▸ **THE EXERCISE**
Pick out each line in these entries that contains the string "JSON".

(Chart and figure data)
□ □ □ □
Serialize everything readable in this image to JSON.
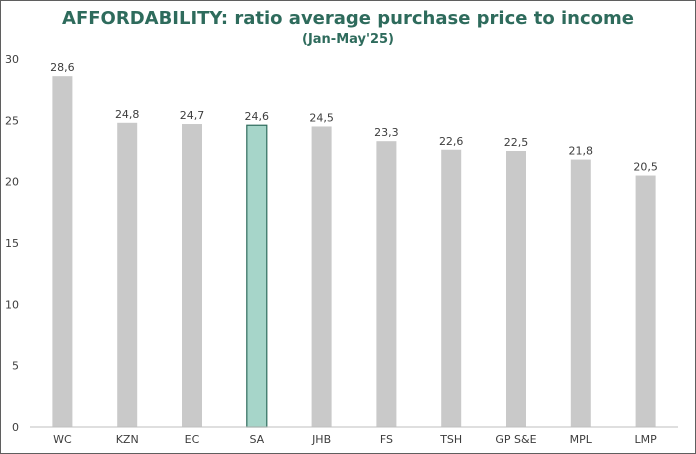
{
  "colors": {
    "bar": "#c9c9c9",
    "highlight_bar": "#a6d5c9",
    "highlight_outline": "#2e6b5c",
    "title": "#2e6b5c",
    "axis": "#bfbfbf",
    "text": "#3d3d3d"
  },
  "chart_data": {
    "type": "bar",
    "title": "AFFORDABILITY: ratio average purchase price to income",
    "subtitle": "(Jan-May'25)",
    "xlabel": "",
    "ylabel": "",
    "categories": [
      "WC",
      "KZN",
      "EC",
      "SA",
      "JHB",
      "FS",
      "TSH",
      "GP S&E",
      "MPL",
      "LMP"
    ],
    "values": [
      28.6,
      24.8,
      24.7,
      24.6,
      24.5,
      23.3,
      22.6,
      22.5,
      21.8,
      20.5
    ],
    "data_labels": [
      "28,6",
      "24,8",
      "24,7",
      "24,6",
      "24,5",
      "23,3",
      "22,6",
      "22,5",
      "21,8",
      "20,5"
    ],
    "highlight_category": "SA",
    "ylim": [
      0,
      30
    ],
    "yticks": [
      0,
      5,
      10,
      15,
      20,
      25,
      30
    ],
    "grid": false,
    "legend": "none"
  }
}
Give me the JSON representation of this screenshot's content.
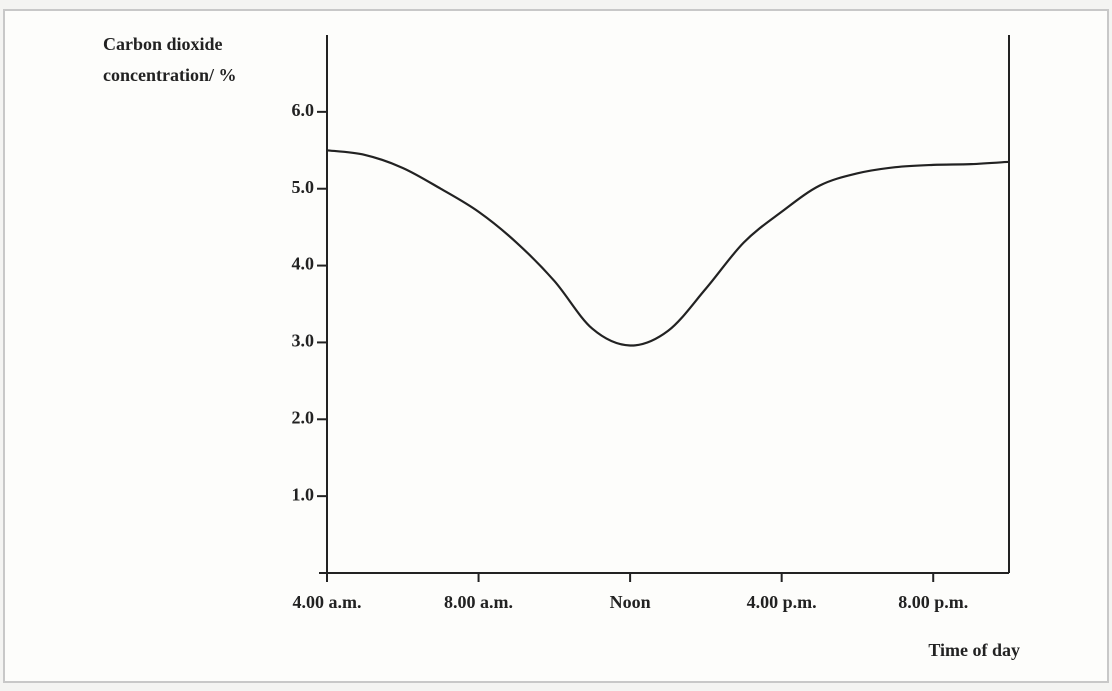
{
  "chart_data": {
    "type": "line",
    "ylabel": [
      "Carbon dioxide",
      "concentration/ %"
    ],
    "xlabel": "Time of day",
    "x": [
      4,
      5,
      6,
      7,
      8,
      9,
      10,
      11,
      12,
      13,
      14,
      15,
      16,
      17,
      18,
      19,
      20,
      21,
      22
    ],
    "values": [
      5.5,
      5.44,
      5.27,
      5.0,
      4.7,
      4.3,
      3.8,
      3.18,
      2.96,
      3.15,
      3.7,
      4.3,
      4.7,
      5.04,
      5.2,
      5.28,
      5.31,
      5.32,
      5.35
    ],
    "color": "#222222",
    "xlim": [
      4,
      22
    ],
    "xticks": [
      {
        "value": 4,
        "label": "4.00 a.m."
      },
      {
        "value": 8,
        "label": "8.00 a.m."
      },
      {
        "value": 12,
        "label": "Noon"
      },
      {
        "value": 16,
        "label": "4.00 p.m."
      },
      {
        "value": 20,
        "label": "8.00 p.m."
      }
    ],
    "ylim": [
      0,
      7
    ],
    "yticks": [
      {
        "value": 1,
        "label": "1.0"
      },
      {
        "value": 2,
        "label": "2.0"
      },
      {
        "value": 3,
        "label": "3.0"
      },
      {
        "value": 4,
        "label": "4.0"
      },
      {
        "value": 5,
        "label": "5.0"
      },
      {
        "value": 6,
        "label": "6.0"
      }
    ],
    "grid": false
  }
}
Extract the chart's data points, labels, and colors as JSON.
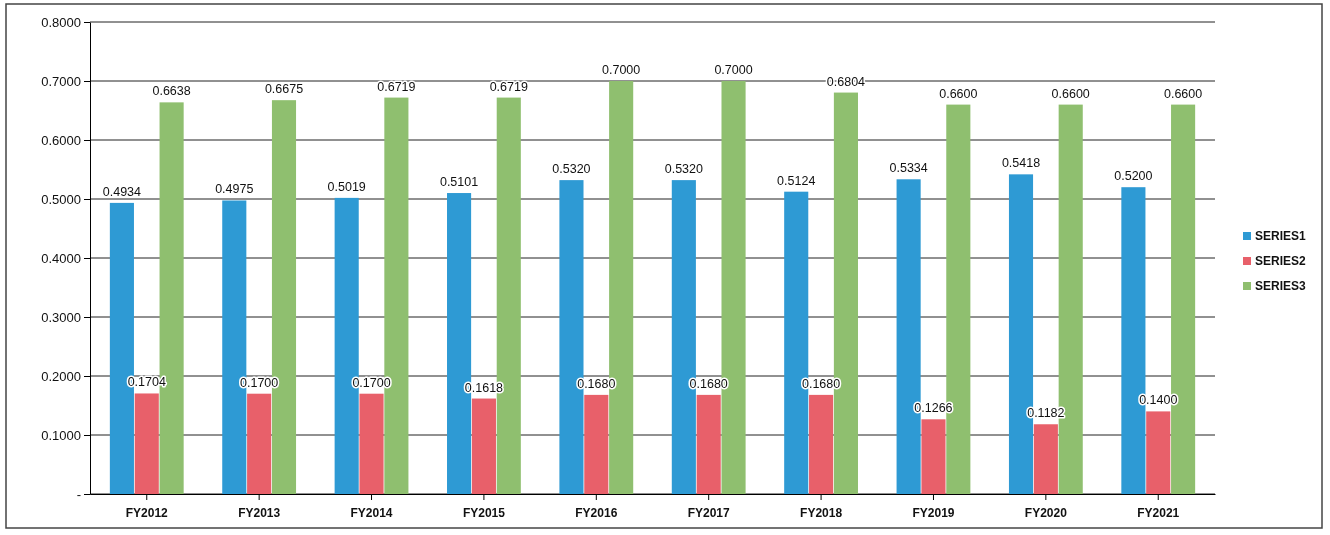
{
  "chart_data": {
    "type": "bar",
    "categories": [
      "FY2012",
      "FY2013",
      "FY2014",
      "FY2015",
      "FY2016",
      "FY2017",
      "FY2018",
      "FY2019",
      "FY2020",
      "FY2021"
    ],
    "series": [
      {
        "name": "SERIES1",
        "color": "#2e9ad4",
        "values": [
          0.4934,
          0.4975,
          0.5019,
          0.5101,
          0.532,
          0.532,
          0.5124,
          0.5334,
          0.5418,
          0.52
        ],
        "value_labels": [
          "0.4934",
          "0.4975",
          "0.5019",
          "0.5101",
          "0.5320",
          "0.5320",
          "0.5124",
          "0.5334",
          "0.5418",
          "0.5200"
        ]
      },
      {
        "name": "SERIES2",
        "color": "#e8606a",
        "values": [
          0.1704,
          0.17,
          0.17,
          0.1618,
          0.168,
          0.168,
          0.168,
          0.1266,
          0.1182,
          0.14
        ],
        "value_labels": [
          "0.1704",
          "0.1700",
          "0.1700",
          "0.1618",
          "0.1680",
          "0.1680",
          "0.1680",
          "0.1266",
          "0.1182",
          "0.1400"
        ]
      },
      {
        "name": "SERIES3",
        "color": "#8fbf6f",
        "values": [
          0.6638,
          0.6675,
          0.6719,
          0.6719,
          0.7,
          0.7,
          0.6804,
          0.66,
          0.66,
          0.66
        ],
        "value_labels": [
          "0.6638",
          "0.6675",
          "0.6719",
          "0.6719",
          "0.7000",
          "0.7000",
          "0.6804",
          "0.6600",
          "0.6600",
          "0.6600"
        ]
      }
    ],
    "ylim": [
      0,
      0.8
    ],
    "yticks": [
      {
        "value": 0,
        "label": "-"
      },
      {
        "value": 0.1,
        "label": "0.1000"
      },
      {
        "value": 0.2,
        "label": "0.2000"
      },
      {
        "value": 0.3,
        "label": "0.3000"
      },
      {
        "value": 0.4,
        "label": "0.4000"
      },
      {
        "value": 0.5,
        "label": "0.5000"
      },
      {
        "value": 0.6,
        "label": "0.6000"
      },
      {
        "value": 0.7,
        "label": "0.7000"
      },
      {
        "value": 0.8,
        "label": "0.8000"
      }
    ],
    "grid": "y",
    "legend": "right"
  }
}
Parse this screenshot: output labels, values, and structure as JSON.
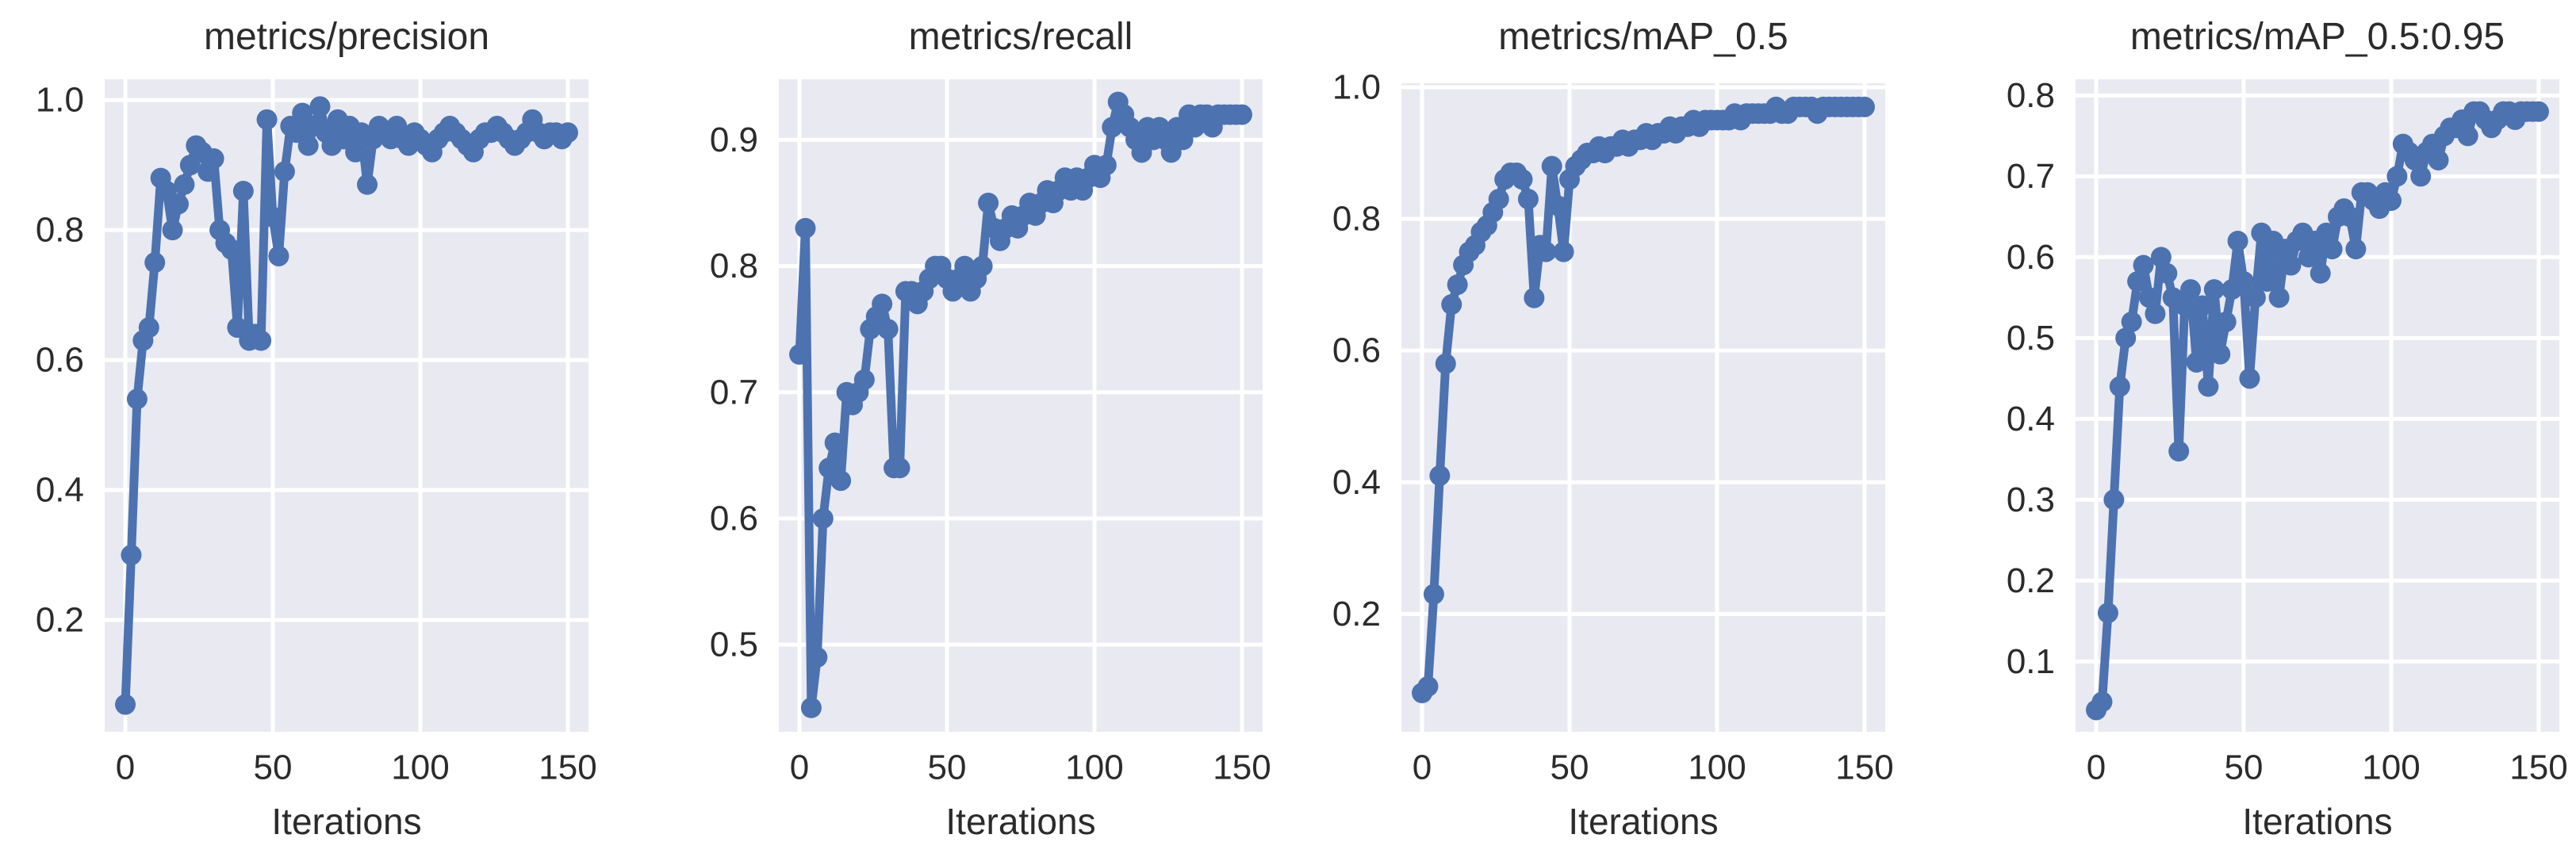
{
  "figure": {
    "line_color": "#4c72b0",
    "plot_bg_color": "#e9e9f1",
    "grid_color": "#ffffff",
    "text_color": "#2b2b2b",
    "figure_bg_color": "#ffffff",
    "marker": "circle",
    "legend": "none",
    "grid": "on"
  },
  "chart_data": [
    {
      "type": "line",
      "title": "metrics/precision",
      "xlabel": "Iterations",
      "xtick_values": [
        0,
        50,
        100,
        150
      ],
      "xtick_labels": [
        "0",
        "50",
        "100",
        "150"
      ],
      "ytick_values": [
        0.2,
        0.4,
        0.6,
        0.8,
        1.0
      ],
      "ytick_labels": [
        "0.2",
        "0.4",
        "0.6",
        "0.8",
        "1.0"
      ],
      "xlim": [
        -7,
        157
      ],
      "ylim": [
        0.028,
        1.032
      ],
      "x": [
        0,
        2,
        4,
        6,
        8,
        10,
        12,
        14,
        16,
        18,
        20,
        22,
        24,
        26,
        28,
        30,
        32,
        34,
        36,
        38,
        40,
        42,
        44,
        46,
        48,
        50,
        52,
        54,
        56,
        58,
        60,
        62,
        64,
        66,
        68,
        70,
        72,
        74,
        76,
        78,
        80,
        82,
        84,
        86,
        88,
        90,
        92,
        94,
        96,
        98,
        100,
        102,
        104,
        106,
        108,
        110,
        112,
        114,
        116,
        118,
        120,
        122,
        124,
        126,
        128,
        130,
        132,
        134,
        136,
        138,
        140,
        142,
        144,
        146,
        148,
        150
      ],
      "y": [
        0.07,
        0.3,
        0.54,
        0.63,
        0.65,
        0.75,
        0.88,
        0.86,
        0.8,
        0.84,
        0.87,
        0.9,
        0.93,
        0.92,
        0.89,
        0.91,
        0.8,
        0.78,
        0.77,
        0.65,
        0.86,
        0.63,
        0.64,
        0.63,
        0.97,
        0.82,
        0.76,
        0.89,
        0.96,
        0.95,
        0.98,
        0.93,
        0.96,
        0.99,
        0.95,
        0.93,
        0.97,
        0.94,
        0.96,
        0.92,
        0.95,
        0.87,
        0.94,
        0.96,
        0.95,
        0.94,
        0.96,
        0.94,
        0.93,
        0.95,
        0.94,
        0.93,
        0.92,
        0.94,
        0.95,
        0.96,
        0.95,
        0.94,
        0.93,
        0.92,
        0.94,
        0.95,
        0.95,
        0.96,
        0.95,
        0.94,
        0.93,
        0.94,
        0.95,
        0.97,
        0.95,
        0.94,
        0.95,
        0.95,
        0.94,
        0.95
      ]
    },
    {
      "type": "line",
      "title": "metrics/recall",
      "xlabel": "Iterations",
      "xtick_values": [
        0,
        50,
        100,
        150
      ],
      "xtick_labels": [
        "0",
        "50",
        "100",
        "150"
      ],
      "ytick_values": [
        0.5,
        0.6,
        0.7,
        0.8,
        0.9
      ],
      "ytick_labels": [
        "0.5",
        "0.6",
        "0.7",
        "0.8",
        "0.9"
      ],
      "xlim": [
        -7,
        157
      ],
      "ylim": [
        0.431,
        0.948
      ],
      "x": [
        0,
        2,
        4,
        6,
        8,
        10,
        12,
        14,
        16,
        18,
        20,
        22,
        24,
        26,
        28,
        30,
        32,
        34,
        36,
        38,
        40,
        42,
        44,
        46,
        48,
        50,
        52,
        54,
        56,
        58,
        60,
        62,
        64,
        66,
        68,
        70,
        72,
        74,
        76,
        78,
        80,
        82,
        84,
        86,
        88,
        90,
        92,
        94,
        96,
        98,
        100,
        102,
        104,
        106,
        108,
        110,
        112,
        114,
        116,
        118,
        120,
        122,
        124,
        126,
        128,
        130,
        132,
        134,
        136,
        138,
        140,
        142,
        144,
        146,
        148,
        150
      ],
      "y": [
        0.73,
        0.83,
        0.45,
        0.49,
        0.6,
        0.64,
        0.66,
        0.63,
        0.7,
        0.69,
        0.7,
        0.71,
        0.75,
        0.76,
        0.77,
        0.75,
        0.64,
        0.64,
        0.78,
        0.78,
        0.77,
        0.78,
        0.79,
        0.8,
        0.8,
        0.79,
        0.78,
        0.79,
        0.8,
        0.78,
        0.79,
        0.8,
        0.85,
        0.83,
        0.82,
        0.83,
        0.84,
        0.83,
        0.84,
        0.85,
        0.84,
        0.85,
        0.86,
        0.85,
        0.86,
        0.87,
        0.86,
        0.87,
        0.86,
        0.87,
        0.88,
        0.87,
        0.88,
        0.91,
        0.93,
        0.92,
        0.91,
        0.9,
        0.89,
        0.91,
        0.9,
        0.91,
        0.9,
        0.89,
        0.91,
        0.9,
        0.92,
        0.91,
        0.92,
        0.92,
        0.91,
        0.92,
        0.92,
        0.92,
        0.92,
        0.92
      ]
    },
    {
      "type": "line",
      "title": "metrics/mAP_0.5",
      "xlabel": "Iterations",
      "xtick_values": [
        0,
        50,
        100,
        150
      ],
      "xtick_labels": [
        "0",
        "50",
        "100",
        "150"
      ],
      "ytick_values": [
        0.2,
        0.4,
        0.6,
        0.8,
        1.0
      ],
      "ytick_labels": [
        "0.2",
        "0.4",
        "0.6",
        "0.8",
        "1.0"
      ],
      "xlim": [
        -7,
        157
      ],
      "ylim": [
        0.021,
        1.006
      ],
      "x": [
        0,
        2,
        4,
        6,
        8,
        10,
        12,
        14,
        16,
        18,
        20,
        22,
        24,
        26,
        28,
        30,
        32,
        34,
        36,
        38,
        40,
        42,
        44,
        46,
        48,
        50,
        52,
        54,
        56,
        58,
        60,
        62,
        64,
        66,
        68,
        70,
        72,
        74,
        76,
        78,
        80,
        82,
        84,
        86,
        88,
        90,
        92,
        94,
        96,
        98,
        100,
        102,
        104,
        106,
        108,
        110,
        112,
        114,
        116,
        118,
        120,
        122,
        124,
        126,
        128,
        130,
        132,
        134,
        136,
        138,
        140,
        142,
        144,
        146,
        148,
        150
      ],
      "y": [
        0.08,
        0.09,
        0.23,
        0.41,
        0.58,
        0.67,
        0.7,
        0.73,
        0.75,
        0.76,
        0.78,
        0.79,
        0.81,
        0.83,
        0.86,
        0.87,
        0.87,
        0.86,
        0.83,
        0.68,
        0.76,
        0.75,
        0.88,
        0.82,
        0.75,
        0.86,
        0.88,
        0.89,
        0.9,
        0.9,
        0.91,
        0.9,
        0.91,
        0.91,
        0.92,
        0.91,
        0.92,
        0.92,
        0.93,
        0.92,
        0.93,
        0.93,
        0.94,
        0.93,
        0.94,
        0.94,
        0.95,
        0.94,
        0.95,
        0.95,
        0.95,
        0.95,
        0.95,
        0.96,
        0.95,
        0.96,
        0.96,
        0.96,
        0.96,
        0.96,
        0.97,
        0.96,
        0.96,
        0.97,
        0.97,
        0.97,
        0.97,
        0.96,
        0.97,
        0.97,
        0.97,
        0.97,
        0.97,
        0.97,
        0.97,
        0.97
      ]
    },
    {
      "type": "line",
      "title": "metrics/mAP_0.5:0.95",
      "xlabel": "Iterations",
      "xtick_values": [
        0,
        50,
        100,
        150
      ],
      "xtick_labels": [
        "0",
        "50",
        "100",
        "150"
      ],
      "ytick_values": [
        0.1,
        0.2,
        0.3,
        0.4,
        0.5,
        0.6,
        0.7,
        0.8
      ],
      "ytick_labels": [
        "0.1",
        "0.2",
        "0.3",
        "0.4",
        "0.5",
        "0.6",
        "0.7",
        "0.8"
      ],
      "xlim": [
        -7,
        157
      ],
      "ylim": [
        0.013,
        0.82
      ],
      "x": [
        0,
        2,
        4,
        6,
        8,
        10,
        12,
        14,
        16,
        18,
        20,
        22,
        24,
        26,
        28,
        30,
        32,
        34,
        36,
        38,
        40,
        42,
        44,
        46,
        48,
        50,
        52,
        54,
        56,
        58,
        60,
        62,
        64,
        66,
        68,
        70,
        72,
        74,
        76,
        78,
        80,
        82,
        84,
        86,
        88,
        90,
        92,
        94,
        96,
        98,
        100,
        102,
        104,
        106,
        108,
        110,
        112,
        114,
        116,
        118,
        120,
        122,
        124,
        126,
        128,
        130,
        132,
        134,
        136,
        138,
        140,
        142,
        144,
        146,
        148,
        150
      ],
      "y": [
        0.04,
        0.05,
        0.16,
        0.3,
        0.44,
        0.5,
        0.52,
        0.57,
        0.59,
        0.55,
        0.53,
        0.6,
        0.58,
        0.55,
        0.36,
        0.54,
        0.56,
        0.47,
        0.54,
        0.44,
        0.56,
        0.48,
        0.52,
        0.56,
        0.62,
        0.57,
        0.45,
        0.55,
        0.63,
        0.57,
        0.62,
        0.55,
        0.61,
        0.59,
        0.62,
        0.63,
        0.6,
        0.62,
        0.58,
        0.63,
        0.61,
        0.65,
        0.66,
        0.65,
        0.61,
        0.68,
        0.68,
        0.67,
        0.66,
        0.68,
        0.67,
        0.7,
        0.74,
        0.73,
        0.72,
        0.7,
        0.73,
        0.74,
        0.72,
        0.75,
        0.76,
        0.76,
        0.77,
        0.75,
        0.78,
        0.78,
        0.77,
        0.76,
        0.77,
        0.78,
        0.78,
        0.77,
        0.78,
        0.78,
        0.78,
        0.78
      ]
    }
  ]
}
□ □ □ □
▸ **RESULT OF THIS EXERCISE**
Serialize everything readable in this image to JSON.
Give me the JSON representation of this screenshot's content.
Extract the chart's data points, labels, and colors as JSON.
Parse this screenshot: output labels, values, and structure as JSON.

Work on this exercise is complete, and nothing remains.